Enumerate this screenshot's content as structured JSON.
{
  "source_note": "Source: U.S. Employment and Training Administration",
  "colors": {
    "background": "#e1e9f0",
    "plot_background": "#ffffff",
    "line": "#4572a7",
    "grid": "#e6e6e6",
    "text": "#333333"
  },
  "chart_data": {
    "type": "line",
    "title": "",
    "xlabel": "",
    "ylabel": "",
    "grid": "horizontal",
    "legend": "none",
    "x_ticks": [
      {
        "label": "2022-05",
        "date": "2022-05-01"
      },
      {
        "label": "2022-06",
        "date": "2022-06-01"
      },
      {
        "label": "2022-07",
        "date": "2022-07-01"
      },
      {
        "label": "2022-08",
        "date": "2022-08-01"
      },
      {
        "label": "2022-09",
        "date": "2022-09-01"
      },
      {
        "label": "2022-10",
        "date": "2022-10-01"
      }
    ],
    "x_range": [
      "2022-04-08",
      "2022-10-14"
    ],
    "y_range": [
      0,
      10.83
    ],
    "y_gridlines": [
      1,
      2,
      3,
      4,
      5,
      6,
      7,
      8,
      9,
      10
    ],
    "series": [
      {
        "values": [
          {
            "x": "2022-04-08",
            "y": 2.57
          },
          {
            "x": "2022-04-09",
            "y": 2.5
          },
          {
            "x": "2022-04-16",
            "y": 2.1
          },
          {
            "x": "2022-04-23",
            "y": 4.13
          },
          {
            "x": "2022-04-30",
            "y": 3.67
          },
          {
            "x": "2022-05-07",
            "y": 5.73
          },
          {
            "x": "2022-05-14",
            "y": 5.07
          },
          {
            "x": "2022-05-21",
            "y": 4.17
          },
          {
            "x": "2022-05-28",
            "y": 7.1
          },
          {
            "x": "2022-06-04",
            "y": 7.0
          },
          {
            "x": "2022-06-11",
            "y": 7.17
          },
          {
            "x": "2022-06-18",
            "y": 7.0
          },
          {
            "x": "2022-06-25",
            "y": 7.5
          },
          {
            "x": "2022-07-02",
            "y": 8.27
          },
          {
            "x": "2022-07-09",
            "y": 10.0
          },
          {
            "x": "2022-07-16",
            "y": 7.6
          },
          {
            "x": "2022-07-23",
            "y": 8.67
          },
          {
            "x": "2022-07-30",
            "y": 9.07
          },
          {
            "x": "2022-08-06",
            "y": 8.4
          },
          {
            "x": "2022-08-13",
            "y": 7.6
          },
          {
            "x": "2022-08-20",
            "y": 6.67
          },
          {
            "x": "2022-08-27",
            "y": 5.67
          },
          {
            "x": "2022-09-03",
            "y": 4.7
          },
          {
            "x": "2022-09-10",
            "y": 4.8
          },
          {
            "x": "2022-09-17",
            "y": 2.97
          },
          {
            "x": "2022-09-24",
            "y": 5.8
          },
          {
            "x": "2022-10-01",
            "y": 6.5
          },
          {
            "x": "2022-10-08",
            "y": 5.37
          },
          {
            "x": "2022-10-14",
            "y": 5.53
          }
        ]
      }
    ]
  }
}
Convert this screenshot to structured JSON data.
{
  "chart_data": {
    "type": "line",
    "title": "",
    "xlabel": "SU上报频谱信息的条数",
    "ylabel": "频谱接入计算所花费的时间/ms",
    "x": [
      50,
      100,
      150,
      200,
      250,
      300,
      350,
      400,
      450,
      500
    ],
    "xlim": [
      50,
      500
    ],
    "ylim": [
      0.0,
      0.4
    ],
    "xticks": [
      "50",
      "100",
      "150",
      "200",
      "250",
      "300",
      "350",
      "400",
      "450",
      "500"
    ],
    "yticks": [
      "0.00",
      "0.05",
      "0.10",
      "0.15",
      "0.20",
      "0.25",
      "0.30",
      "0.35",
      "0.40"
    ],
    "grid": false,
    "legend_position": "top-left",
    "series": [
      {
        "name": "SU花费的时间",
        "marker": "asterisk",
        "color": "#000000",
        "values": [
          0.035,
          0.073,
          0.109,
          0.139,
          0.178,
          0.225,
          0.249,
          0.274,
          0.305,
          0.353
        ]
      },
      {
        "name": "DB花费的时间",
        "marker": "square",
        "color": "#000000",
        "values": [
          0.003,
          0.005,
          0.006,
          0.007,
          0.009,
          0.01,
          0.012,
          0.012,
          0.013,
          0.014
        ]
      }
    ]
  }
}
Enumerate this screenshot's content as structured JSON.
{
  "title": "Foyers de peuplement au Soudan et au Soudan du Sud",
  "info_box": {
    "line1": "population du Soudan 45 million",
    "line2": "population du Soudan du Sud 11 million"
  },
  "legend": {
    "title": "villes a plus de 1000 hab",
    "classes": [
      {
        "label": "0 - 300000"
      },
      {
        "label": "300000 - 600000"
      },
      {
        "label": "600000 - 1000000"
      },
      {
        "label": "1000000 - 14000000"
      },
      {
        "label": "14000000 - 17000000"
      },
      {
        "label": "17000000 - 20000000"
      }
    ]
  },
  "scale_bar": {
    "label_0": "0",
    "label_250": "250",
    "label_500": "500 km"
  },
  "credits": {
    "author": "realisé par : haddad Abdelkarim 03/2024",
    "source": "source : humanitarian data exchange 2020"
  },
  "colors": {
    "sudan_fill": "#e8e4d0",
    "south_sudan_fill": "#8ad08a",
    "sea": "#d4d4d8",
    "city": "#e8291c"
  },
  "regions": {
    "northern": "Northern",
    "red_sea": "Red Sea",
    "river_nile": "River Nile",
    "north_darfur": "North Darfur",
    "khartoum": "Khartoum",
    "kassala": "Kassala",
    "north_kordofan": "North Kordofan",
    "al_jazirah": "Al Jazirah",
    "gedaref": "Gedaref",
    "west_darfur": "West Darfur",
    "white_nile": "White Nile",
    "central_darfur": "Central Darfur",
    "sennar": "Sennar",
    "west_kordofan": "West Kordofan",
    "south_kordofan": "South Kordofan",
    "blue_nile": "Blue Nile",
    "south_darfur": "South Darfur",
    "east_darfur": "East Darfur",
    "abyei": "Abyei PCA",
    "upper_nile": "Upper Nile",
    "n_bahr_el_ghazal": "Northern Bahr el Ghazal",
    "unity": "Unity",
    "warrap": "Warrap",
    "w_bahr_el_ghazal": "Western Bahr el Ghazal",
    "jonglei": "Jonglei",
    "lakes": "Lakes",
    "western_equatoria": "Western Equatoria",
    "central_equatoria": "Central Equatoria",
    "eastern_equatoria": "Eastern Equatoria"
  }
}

● **STATED TASK**
Print the whole listing again, exactly.

● **CORRECT ANSWER**
Enumerate this screenshot's content as structured JSON.
{
  "source_note": "Source: U.S. Employment and Training Administration",
  "colors": {
    "background": "#e1e9f0",
    "plot_background": "#ffffff",
    "line": "#4572a7",
    "grid": "#e6e6e6",
    "text": "#333333"
  },
  "chart_data": {
    "type": "line",
    "title": "",
    "xlabel": "",
    "ylabel": "",
    "grid": "horizontal",
    "legend": "none",
    "x_ticks": [
      {
        "label": "2022-05",
        "date": "2022-05-01"
      },
      {
        "label": "2022-06",
        "date": "2022-06-01"
      },
      {
        "label": "2022-07",
        "date": "2022-07-01"
      },
      {
        "label": "2022-08",
        "date": "2022-08-01"
      },
      {
        "label": "2022-09",
        "date": "2022-09-01"
      },
      {
        "label": "2022-10",
        "date": "2022-10-01"
      }
    ],
    "x_range": [
      "2022-04-08",
      "2022-10-14"
    ],
    "y_range": [
      0,
      10.83
    ],
    "y_gridlines": [
      1,
      2,
      3,
      4,
      5,
      6,
      7,
      8,
      9,
      10
    ],
    "series": [
      {
        "values": [
          {
            "x": "2022-04-08",
            "y": 2.57
          },
          {
            "x": "2022-04-09",
            "y": 2.5
          },
          {
            "x": "2022-04-16",
            "y": 2.1
          },
          {
            "x": "2022-04-23",
            "y": 4.13
          },
          {
            "x": "2022-04-30",
            "y": 3.67
          },
          {
            "x": "2022-05-07",
            "y": 5.73
          },
          {
            "x": "2022-05-14",
            "y": 5.07
          },
          {
            "x": "2022-05-21",
            "y": 4.17
          },
          {
            "x": "2022-05-28",
            "y": 7.1
          },
          {
            "x": "2022-06-04",
            "y": 7.0
          },
          {
            "x": "2022-06-11",
            "y": 7.17
          },
          {
            "x": "2022-06-18",
            "y": 7.0
          },
          {
            "x": "2022-06-25",
            "y": 7.5
          },
          {
            "x": "2022-07-02",
            "y": 8.27
          },
          {
            "x": "2022-07-09",
            "y": 10.0
          },
          {
            "x": "2022-07-16",
            "y": 7.6
          },
          {
            "x": "2022-07-23",
            "y": 8.67
          },
          {
            "x": "2022-07-30",
            "y": 9.07
          },
          {
            "x": "2022-08-06",
            "y": 8.4
          },
          {
            "x": "2022-08-13",
            "y": 7.6
          },
          {
            "x": "2022-08-20",
            "y": 6.67
          },
          {
            "x": "2022-08-27",
            "y": 5.67
          },
          {
            "x": "2022-09-03",
            "y": 4.7
          },
          {
            "x": "2022-09-10",
            "y": 4.8
          },
          {
            "x": "2022-09-17",
            "y": 2.97
          },
          {
            "x": "2022-09-24",
            "y": 5.8
          },
          {
            "x": "2022-10-01",
            "y": 6.5
          },
          {
            "x": "2022-10-08",
            "y": 5.37
          },
          {
            "x": "2022-10-14",
            "y": 5.53
          }
        ]
      }
    ]
  }
}
Convert this screenshot to structured JSON data.
{
  "chart_data": {
    "type": "line",
    "title": "",
    "xlabel": "SU上报频谱信息的条数",
    "ylabel": "频谱接入计算所花费的时间/ms",
    "x": [
      50,
      100,
      150,
      200,
      250,
      300,
      350,
      400,
      450,
      500
    ],
    "xlim": [
      50,
      500
    ],
    "ylim": [
      0.0,
      0.4
    ],
    "xticks": [
      "50",
      "100",
      "150",
      "200",
      "250",
      "300",
      "350",
      "400",
      "450",
      "500"
    ],
    "yticks": [
      "0.00",
      "0.05",
      "0.10",
      "0.15",
      "0.20",
      "0.25",
      "0.30",
      "0.35",
      "0.40"
    ],
    "grid": false,
    "legend_position": "top-left",
    "series": [
      {
        "name": "SU花费的时间",
        "marker": "asterisk",
        "color": "#000000",
        "values": [
          0.035,
          0.073,
          0.109,
          0.139,
          0.178,
          0.225,
          0.249,
          0.274,
          0.305,
          0.353
        ]
      },
      {
        "name": "DB花费的时间",
        "marker": "square",
        "color": "#000000",
        "values": [
          0.003,
          0.005,
          0.006,
          0.007,
          0.009,
          0.01,
          0.012,
          0.012,
          0.013,
          0.014
        ]
      }
    ]
  }
}
Enumerate this screenshot's content as structured JSON.
{
  "title": "Foyers de peuplement au Soudan et au Soudan du Sud",
  "info_box": {
    "line1": "population du Soudan 45 million",
    "line2": "population du Soudan du Sud 11 million"
  },
  "legend": {
    "title": "villes a plus de 1000 hab",
    "classes": [
      {
        "label": "0 - 300000"
      },
      {
        "label": "300000 - 600000"
      },
      {
        "label": "600000 - 1000000"
      },
      {
        "label": "1000000 - 14000000"
      },
      {
        "label": "14000000 - 17000000"
      },
      {
        "label": "17000000 - 20000000"
      }
    ]
  },
  "scale_bar": {
    "label_0": "0",
    "label_250": "250",
    "label_500": "500 km"
  },
  "credits": {
    "author": "realisé par : haddad Abdelkarim 03/2024",
    "source": "source : humanitarian data exchange 2020"
  },
  "colors": {
    "sudan_fill": "#e8e4d0",
    "south_sudan_fill": "#8ad08a",
    "sea": "#d4d4d8",
    "city": "#e8291c"
  },
  "regions": {
    "northern": "Northern",
    "red_sea": "Red Sea",
    "river_nile": "River Nile",
    "north_darfur": "North Darfur",
    "khartoum": "Khartoum",
    "kassala": "Kassala",
    "north_kordofan": "North Kordofan",
    "al_jazirah": "Al Jazirah",
    "gedaref": "Gedaref",
    "west_darfur": "West Darfur",
    "white_nile": "White Nile",
    "central_darfur": "Central Darfur",
    "sennar": "Sennar",
    "west_kordofan": "West Kordofan",
    "south_kordofan": "South Kordofan",
    "blue_nile": "Blue Nile",
    "south_darfur": "South Darfur",
    "east_darfur": "East Darfur",
    "abyei": "Abyei PCA",
    "upper_nile": "Upper Nile",
    "n_bahr_el_ghazal": "Northern Bahr el Ghazal",
    "unity": "Unity",
    "warrap": "Warrap",
    "w_bahr_el_ghazal": "Western Bahr el Ghazal",
    "jonglei": "Jonglei",
    "lakes": "Lakes",
    "western_equatoria": "Western Equatoria",
    "central_equatoria": "Central Equatoria",
    "eastern_equatoria": "Eastern Equatoria"
  }
}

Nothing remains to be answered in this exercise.